## To be done
Output the material beneath exactly, leaving nothing out.

## Data provided
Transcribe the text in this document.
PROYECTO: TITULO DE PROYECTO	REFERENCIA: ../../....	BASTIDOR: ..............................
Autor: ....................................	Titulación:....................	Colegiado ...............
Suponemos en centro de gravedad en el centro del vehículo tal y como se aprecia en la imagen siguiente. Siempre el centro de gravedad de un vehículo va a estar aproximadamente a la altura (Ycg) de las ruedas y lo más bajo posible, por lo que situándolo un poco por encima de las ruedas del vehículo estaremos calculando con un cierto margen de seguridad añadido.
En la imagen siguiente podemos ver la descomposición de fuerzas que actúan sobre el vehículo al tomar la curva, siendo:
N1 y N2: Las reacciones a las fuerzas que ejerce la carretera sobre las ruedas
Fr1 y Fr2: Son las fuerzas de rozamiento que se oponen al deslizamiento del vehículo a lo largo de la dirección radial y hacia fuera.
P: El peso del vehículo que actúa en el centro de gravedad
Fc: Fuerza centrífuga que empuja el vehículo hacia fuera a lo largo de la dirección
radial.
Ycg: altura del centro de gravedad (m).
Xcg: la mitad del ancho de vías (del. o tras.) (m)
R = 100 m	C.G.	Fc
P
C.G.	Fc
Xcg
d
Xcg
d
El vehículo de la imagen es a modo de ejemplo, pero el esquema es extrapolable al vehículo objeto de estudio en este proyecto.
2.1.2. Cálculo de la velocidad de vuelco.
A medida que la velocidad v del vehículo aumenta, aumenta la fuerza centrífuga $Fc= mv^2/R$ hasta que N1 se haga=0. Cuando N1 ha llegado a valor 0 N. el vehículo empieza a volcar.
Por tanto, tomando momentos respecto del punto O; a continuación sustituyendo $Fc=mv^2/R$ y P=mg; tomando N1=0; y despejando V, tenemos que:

## Expected answer
Transcribe the text in this document.
PROYECTO: TITULO DE PROYECTO	REFERENCIA: ../../....	BASTIDOR: ..............................
Autor: ....................................	Titulación:....................	Colegiado ...............
Suponemos en centro de gravedad en el centro del vehículo tal y como se aprecia en la imagen siguiente. Siempre el centro de gravedad de un vehículo va a estar aproximadamente a la altura (Ycg) de las ruedas y lo más bajo posible, por lo que situándolo un poco por encima de las ruedas del vehículo estaremos calculando con un cierto margen de seguridad añadido.
En la imagen siguiente podemos ver la descomposición de fuerzas que actúan sobre el vehículo al tomar la curva, siendo:
N1 y N2: Las reacciones a las fuerzas que ejerce la carretera sobre las ruedas
Fr1 y Fr2: Son las fuerzas de rozamiento que se oponen al deslizamiento del vehículo a lo largo de la dirección radial y hacia fuera.
P: El peso del vehículo que actúa en el centro de gravedad
Fc: Fuerza centrífuga que empuja el vehículo hacia fuera a lo largo de la dirección
radial.
Ycg: altura del centro de gravedad (m).
Xcg: la mitad del ancho de vías (del. o tras.) (m)
R = 100 m	C.G.	Fc
P
C.G.	Fc
Xcg
d
Xcg
d
El vehículo de la imagen es a modo de ejemplo, pero el esquema es extrapolable al vehículo objeto de estudio en este proyecto.
2.1.2. Cálculo de la velocidad de vuelco.
A medida que la velocidad v del vehículo aumenta, aumenta la fuerza centrífuga $Fc= mv^2/R$ hasta que N1 se haga=0. Cuando N1 ha llegado a valor 0 N. el vehículo empieza a volcar.
Por tanto, tomando momentos respecto del punto O; a continuación sustituyendo $Fc=mv^2/R$ y P=mg; tomando N1=0; y despejando V, tenemos que:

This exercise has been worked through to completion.